TRECHO PARA LER -
“O Papa Francisco está muito doente”: a fake news da direita católica para desacreditar Bergoglio

(Foto: Reprodução | Vatican News)

20 Mai 2022

 

Todas as desculpas são boas quando existem preconceitos. Mas por que eles existem? Porque, diz-se, o Papa Francisco é progressista demais, é “aperturista” na teologia e na moral (especialmente em relação ao matrimônio e à família).

 

O comentário é de Fabrizio Mastrofini, jornalista e ensaísta especializado em questões éticas, políticas, religiosas. Ele vive e trabalha em Roma. Entre outros, publicou “Geopolitica della Chiesa cattolica” [Geopolítica da Igreja Católica] (Laterza, 2006), “Ratzinger per non credenti” [Ratzinger para não crentes] (Laterza, 2007), “Preti sul lettino” [Padres no divã] (Giunti, 2010), “Sette regole per una parrocchia felice” [Sete regras para uma paróquia feliz] (Edb, 2016).

 

O texto foi publicado em Il Riformista, 19-05-2022. A tradução é de Moisés Sbardelotto.

 

Eis o texto.

 

E lá vamos nós mais uma vez com os rumores sobre o Papa Francisco: ele está muito doente, está doente demais. Acima de tudo, a acusação é de que ele tem a intenção de convocar em breve um consistório para nomear cardeais e pilotar “remotamente” a eleição do seu sucessor. Tudo balela. É possível dizer que é tudo balela, bobagem?

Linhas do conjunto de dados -

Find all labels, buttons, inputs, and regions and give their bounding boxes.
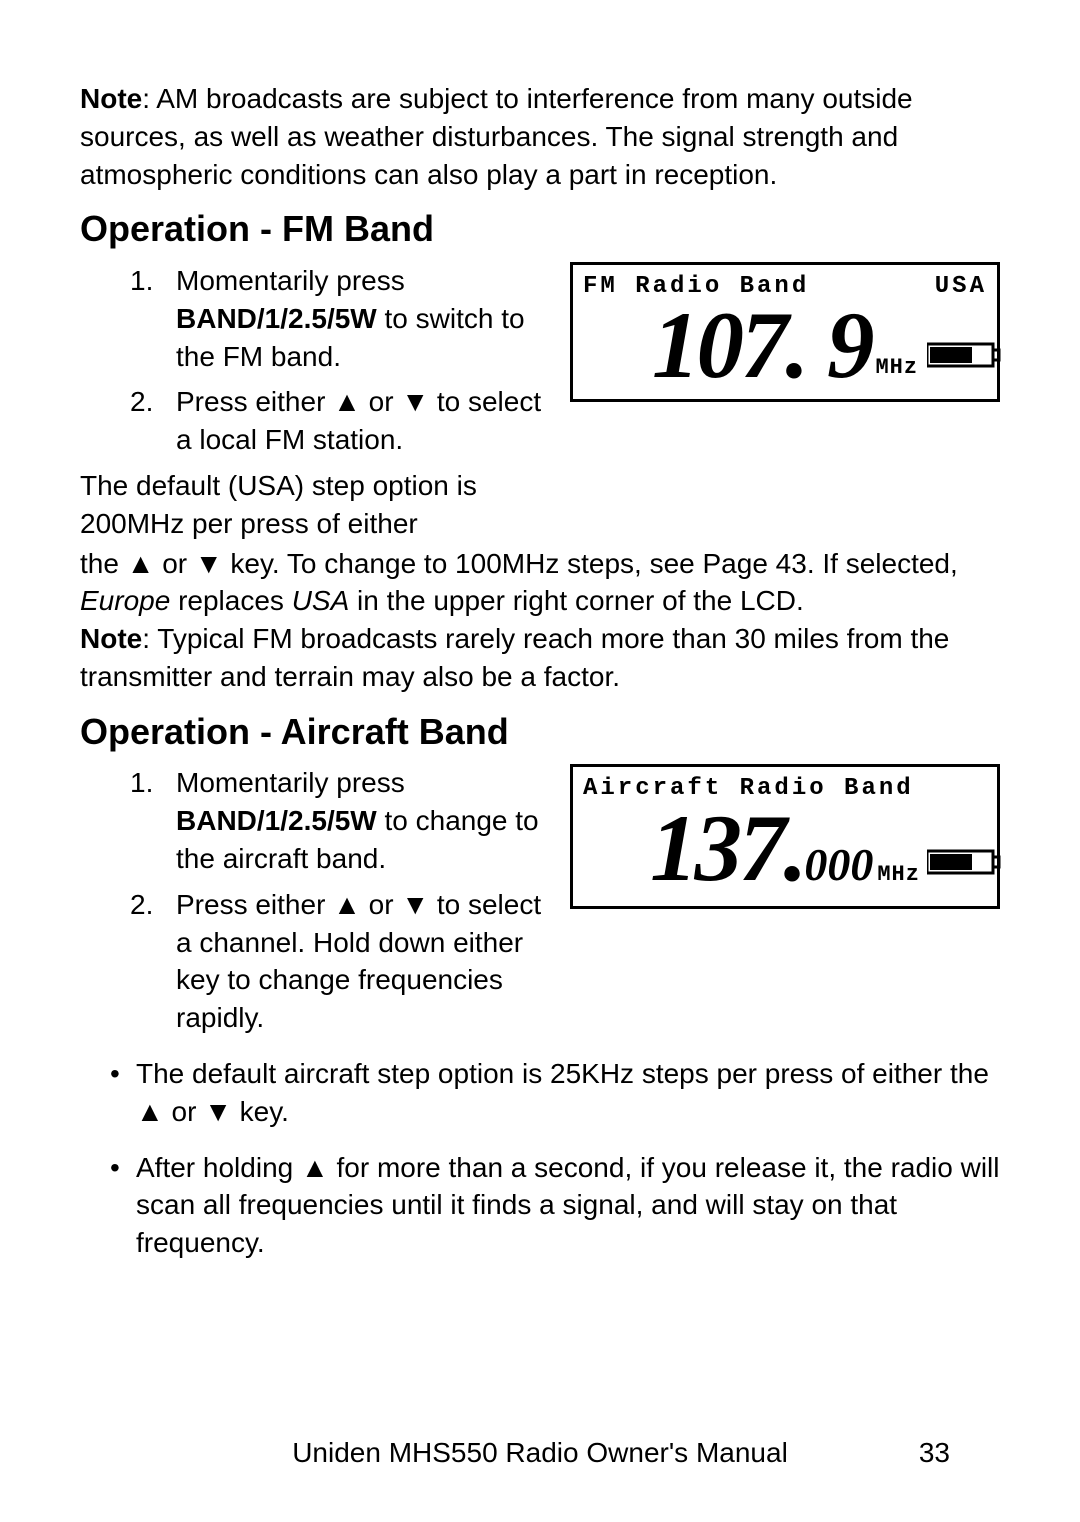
list-number: 1. <box>130 262 176 375</box>
lcd-unit: MHz <box>877 860 920 896</box>
bullet-body: After holding ▲ for more than a second, … <box>136 1149 1000 1262</box>
list-number: 2. <box>130 383 176 459</box>
list-body: Press either ▲ or ▼ to select a channel.… <box>176 886 550 1037</box>
down-arrow-icon: ▼ <box>401 886 429 924</box>
lcd-fm: FM Radio Band USA 107. 9 MHz <box>570 262 1000 402</box>
fm-section: 1. Momentarily press BAND/1/2.5/5W to sw… <box>80 262 1000 543</box>
footer-title: Uniden MHS550 Radio Owner's Manual <box>292 1437 788 1468</box>
note-text: : AM broadcasts are subject to interfere… <box>80 83 913 190</box>
usa-text: USA <box>292 585 350 616</box>
list-item: 2. Press either ▲ or ▼ to select a chann… <box>130 886 550 1037</box>
lcd-aircraft: Aircraft Radio Band 137.000 MHz <box>570 764 1000 908</box>
list-item: 1. Momentarily press BAND/1/2.5/5W to sw… <box>130 262 550 375</box>
europe-text: Europe <box>80 585 170 616</box>
down-arrow-icon: ▼ <box>195 545 223 583</box>
aircraft-section: 1. Momentarily press BAND/1/2.5/5W to ch… <box>80 764 1000 1045</box>
up-arrow-icon: ▲ <box>136 1093 164 1131</box>
page-number: 33 <box>919 1434 950 1472</box>
down-arrow-icon: ▼ <box>401 383 429 421</box>
aircraft-bullets: • The default aircraft step option is 25… <box>80 1055 1000 1262</box>
down-arrow-icon: ▼ <box>204 1093 232 1131</box>
fm-default-para-b: the ▲ or ▼ key. To change to 100MHz step… <box>80 545 1000 621</box>
aircraft-list: 1. Momentarily press BAND/1/2.5/5W to ch… <box>80 764 550 1045</box>
up-arrow-icon: ▲ <box>333 383 361 421</box>
list-number: 1. <box>130 764 176 877</box>
lcd-freq-sub: 000 <box>804 834 873 896</box>
battery-icon <box>927 342 1001 381</box>
note-label: Note <box>80 623 142 654</box>
list-item: 2. Press either ▲ or ▼ to select a local… <box>130 383 550 459</box>
bullet-body: The default aircraft step option is 25KH… <box>136 1055 1000 1131</box>
up-arrow-icon: ▲ <box>333 886 361 924</box>
page-footer: Uniden MHS550 Radio Owner's Manual 33 <box>0 1434 1080 1472</box>
note-am: Note: AM broadcasts are subject to inter… <box>80 80 1000 193</box>
band-key: BAND/1/2.5/5W <box>176 303 377 334</box>
band-key: BAND/1/2.5/5W <box>176 805 377 836</box>
list-body: Momentarily press BAND/1/2.5/5W to switc… <box>176 262 550 375</box>
note-text: : Typical FM broadcasts rarely reach mor… <box>80 623 949 692</box>
fm-list: 1. Momentarily press BAND/1/2.5/5W to sw… <box>80 262 550 543</box>
up-arrow-icon: ▲ <box>127 545 155 583</box>
fm-default-para-a: The default (USA) step option is 200MHz … <box>80 467 550 543</box>
up-arrow-icon: ▲ <box>301 1149 329 1187</box>
bullet-icon: • <box>110 1149 136 1262</box>
list-item: 1. Momentarily press BAND/1/2.5/5W to ch… <box>130 764 550 877</box>
lcd-unit: MHz <box>875 353 918 389</box>
bullet-icon: • <box>110 1055 136 1131</box>
heading-fm: Operation - FM Band <box>80 205 1000 254</box>
note-fm: Note: Typical FM broadcasts rarely reach… <box>80 620 1000 696</box>
lcd-freq-value: 137. <box>650 806 804 892</box>
list-body: Press either ▲ or ▼ to select a local FM… <box>176 383 550 459</box>
note-label: Note <box>80 83 142 114</box>
heading-aircraft: Operation - Aircraft Band <box>80 708 1000 757</box>
lcd-region: USA <box>935 271 987 303</box>
lcd-freq-value: 107. 9 <box>652 303 872 389</box>
battery-icon <box>927 849 1001 888</box>
list-body: Momentarily press BAND/1/2.5/5W to chang… <box>176 764 550 877</box>
bullet-item: • The default aircraft step option is 25… <box>110 1055 1000 1131</box>
bullet-item: • After holding ▲ for more than a second… <box>110 1149 1000 1262</box>
list-number: 2. <box>130 886 176 1037</box>
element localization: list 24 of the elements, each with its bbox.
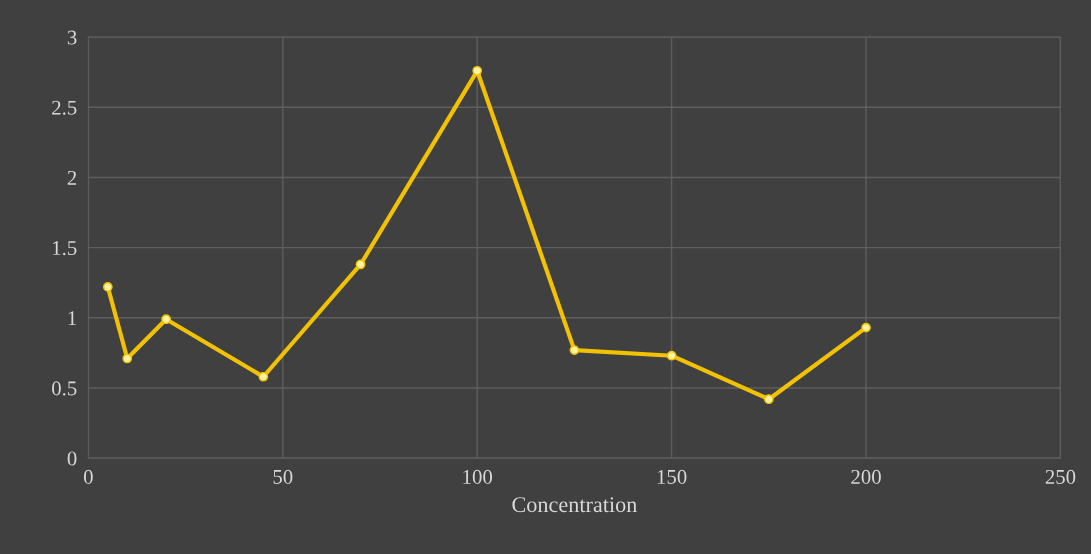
y-tick-label: 3: [67, 30, 77, 45]
point: [355, 259, 366, 270]
y-tick-label: 1: [68, 311, 77, 326]
point: [569, 345, 580, 355]
point: [763, 394, 774, 405]
y-tick-label: 0.5: [52, 381, 77, 396]
x-tick-label: 200: [851, 469, 881, 484]
point: [102, 282, 113, 292]
point: [861, 322, 871, 333]
point: [122, 353, 133, 364]
point: [258, 371, 269, 382]
point: [161, 314, 171, 325]
x-tick-label: 150: [657, 469, 687, 484]
x-tick-label: 100: [463, 469, 493, 484]
x-tick-label: 0: [83, 469, 93, 484]
x-tick-label: 50: [273, 469, 293, 484]
y-tick-label: 2.5: [52, 100, 77, 115]
point: [472, 65, 483, 76]
point: [666, 350, 677, 361]
x-tick-label: 250: [1045, 469, 1076, 484]
y-tick-label: 0: [67, 451, 77, 466]
y-tick-label: 2: [67, 170, 77, 185]
x-axis-title: Concentration: [512, 497, 638, 513]
y-tick-label: 1.5: [53, 241, 77, 256]
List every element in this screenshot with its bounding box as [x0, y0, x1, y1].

TAREFA - Diga se cada afirmação concorda com o trecho sobre os rumores acerca do Papa Francisco, respondendo sim ou não e citando as palavras exatas do trecho que decidem a resposta. (a) O comentário saiu em Il Riformista. (b) Fabrizio Mastrofini vive e trabalha em Milão. (c) A tradução é de Fabrizio Mastrofini.

RESPOSTA -
(a) Sim: "O texto foi publicado em Il Riformista, 19-05-2022."
(b) Não: "Ele vive e trabalha em Roma."
(c) Não: "A tradução é de Moisés Sbardelotto."